== AIM OF THE EXERCISE ==
Recast the listing from its first line through the line containing "122, 181, 137]", inclusive, as a Markdown table with the columns Row and Line, one numbered row per line and no blank lines.

== INPUT ==

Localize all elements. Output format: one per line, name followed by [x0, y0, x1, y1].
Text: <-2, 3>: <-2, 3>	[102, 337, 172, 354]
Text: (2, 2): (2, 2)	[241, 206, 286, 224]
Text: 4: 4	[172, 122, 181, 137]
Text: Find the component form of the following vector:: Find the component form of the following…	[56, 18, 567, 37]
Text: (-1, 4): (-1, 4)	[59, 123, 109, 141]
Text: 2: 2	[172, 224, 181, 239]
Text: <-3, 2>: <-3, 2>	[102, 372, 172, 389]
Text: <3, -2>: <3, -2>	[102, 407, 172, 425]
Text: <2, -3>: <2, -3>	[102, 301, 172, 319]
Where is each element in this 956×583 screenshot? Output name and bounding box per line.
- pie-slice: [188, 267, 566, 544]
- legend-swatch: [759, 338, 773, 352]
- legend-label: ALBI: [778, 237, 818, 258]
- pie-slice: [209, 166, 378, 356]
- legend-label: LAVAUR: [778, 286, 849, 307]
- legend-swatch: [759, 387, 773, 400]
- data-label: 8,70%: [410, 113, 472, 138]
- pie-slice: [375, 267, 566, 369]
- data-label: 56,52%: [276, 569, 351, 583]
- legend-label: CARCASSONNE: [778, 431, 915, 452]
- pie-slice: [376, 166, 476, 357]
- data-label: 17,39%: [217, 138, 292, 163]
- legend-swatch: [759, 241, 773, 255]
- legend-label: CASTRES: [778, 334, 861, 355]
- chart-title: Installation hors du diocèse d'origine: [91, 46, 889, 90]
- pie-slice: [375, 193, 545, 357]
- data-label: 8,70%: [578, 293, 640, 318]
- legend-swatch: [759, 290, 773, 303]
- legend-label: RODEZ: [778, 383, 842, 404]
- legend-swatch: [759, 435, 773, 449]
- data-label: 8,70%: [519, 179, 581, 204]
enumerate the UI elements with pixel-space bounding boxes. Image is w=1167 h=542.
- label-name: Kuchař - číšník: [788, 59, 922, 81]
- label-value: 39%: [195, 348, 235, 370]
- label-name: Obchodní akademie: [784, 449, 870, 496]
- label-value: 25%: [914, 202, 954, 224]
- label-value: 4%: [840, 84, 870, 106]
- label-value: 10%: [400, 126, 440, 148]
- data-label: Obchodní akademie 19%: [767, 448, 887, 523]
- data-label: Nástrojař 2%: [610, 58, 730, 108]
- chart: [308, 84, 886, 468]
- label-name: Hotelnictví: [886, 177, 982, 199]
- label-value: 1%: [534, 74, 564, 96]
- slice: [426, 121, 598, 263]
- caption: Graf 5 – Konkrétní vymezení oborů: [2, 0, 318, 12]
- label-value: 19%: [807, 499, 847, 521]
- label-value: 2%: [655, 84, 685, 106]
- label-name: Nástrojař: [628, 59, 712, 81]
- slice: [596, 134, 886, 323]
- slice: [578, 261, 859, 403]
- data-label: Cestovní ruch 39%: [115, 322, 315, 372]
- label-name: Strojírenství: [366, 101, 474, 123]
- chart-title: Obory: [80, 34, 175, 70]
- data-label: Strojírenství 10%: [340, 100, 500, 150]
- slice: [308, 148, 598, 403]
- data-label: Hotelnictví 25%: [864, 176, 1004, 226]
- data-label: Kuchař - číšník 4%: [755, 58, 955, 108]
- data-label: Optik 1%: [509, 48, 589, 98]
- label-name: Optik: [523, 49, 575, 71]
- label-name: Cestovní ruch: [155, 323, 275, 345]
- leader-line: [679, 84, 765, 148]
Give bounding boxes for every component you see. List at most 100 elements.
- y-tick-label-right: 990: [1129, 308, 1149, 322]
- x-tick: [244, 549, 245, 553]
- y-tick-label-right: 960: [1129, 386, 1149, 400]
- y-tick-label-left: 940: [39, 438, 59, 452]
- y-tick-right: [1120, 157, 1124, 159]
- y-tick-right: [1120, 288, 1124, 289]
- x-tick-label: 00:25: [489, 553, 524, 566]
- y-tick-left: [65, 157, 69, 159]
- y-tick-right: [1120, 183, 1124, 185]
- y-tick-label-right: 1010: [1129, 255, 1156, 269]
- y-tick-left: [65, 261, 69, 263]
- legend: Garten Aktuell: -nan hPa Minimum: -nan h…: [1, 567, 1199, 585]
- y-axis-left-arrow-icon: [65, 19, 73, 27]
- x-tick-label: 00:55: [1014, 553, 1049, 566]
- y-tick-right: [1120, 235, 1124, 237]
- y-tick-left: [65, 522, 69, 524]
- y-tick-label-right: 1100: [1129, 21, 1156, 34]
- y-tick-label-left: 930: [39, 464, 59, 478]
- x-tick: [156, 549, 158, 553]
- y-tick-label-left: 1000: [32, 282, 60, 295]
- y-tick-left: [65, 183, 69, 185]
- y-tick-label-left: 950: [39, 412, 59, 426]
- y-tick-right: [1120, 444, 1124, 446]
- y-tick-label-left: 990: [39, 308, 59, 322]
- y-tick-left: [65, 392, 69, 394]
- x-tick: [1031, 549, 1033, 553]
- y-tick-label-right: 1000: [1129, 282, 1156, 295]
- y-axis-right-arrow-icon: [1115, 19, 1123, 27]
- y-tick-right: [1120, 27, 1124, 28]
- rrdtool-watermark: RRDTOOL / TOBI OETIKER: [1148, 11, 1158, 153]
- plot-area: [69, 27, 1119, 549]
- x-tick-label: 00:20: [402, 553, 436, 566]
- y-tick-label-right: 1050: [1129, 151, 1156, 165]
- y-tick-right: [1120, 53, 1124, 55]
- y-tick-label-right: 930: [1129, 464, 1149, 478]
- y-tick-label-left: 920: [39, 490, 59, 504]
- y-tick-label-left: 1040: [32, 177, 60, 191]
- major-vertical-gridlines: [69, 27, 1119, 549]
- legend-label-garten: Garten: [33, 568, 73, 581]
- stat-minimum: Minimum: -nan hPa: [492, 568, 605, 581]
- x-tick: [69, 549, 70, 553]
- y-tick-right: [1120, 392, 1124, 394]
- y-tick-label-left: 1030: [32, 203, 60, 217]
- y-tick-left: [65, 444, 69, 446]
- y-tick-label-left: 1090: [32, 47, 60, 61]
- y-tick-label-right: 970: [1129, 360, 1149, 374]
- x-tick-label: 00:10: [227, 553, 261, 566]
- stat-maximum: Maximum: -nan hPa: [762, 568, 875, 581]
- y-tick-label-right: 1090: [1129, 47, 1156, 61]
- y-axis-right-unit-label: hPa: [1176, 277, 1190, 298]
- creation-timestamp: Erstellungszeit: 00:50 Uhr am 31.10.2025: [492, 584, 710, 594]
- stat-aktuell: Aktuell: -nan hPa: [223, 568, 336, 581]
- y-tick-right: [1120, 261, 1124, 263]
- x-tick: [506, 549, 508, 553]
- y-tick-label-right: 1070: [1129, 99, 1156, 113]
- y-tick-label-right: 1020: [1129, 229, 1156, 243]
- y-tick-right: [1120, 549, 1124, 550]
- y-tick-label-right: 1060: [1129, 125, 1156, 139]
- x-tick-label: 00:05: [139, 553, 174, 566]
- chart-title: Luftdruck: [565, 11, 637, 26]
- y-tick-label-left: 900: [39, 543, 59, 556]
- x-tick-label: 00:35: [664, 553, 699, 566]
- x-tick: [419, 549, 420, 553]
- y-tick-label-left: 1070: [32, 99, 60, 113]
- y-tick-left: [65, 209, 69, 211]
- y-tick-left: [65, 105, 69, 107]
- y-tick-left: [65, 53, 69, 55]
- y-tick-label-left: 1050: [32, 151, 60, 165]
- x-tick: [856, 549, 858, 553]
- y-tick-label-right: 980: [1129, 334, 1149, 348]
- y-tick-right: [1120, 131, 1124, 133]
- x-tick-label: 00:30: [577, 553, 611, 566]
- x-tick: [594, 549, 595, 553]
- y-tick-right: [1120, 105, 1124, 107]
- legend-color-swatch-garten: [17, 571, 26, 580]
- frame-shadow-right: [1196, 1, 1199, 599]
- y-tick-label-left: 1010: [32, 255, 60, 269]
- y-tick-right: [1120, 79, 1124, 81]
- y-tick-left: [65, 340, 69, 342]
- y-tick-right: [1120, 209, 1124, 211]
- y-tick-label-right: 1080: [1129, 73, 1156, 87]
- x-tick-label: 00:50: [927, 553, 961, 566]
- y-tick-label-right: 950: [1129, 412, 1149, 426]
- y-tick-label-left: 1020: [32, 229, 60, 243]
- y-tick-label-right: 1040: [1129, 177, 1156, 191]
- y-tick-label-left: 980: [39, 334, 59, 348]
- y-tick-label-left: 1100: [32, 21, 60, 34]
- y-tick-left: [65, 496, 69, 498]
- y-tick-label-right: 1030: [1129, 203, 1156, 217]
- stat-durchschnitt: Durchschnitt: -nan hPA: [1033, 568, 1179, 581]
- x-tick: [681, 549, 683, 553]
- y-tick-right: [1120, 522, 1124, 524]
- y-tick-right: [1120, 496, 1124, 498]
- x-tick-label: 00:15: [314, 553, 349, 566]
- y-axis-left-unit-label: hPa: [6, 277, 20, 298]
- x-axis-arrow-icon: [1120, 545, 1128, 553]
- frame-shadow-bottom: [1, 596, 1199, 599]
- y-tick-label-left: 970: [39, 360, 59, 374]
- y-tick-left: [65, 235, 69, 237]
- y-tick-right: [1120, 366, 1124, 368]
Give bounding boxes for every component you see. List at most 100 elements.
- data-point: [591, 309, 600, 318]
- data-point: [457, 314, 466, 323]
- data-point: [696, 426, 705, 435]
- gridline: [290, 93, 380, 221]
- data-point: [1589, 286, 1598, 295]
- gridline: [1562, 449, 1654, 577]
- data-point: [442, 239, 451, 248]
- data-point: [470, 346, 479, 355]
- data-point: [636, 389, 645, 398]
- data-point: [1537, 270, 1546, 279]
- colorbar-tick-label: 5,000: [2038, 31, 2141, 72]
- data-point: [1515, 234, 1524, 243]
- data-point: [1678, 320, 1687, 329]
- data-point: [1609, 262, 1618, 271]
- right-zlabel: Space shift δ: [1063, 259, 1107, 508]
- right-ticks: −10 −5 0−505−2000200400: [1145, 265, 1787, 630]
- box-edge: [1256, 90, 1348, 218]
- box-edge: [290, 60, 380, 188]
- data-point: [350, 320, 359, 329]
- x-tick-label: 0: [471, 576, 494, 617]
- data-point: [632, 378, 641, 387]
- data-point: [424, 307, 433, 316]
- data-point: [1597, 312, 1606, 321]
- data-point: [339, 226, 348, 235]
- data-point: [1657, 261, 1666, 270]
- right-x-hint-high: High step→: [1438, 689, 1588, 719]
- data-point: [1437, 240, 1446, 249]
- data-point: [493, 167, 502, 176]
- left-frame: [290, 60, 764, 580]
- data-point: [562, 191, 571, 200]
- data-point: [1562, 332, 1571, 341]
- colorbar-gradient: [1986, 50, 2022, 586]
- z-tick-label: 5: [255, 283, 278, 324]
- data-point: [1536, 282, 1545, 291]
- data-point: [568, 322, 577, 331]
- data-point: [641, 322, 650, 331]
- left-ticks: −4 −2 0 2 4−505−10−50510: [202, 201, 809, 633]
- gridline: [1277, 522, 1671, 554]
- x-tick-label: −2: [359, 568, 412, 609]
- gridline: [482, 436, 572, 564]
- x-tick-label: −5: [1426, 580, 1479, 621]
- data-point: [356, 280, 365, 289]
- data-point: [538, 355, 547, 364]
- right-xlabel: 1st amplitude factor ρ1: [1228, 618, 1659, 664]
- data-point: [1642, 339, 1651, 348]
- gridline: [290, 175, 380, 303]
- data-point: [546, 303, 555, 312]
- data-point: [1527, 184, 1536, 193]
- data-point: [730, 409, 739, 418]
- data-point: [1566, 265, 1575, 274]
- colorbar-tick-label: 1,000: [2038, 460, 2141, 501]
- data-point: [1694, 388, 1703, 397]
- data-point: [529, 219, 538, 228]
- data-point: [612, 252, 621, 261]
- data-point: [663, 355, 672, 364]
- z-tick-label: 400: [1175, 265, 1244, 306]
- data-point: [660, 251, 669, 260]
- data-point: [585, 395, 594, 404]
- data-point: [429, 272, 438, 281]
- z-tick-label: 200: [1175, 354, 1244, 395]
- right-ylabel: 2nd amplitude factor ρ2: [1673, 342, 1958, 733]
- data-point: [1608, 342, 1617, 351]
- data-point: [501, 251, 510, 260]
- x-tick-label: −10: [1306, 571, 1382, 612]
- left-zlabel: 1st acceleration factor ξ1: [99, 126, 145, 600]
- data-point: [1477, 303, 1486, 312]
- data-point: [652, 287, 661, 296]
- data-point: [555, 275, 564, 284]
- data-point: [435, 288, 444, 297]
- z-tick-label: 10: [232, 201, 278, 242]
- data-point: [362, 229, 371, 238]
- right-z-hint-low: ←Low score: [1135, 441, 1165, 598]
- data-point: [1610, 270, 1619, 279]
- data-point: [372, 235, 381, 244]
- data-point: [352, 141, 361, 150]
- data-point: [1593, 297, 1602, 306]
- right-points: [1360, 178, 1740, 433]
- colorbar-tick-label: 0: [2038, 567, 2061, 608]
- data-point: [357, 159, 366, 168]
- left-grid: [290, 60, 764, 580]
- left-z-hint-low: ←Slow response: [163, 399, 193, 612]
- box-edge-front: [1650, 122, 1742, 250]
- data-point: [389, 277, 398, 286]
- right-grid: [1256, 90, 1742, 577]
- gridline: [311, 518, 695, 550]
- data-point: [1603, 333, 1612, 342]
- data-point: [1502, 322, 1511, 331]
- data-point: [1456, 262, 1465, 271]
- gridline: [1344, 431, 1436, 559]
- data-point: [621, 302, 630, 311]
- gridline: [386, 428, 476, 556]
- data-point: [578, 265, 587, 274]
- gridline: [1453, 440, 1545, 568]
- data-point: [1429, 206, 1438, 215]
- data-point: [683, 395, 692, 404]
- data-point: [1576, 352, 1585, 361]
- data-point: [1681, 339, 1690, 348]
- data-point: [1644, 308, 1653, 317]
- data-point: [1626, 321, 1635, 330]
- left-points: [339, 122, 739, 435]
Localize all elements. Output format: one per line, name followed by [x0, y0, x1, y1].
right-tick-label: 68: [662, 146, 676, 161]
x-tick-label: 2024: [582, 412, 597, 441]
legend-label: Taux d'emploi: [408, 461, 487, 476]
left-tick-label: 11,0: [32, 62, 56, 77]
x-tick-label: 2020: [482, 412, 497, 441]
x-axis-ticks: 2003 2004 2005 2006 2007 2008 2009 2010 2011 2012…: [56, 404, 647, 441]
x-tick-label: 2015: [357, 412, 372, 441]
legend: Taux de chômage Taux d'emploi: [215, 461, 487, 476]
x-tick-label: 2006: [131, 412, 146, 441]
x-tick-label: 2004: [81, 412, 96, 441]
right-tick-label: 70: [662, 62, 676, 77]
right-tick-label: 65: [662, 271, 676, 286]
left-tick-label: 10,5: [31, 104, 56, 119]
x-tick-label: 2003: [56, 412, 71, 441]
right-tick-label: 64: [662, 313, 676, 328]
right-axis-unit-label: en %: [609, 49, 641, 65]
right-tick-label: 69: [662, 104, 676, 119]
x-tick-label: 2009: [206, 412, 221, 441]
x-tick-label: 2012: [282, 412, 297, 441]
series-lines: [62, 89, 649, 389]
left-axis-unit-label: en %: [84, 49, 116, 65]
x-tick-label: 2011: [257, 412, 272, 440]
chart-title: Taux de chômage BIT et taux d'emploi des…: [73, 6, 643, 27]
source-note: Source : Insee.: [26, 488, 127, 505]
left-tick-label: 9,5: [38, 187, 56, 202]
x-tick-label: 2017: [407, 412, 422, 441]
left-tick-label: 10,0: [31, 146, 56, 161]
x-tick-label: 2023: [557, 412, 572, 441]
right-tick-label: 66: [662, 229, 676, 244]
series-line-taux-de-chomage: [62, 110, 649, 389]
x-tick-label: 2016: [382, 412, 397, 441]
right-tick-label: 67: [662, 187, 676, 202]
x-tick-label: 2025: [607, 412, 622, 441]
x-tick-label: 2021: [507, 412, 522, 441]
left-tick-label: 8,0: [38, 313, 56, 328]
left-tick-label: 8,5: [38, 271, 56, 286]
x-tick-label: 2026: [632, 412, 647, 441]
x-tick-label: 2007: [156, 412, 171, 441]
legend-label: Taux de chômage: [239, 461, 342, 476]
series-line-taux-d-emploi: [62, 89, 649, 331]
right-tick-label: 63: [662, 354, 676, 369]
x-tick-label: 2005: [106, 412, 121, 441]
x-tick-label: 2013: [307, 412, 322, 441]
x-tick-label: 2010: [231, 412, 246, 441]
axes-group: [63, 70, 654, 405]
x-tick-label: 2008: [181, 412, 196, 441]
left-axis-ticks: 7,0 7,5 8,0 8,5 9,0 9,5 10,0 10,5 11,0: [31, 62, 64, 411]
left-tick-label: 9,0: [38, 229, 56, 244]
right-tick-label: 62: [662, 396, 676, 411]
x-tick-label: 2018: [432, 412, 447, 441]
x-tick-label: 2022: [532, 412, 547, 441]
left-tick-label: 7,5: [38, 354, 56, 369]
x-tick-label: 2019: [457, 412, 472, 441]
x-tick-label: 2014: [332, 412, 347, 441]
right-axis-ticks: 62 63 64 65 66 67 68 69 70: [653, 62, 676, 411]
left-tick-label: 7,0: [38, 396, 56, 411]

== TASK OUTPUT ==
| Row | Line |
|---|---|
| 1 | Localize all elements. Output format: one per line, name followed by [x0, y0, x1, y1]. |
| 2 | Text: <-2, 3>: <-2, 3>	[102, 337, 172, 354] |
| 3 | Text: (2, 2): (2, 2)	[241, 206, 286, 224] |
| 4 | Text: 4: 4	[172, 122, 181, 137] |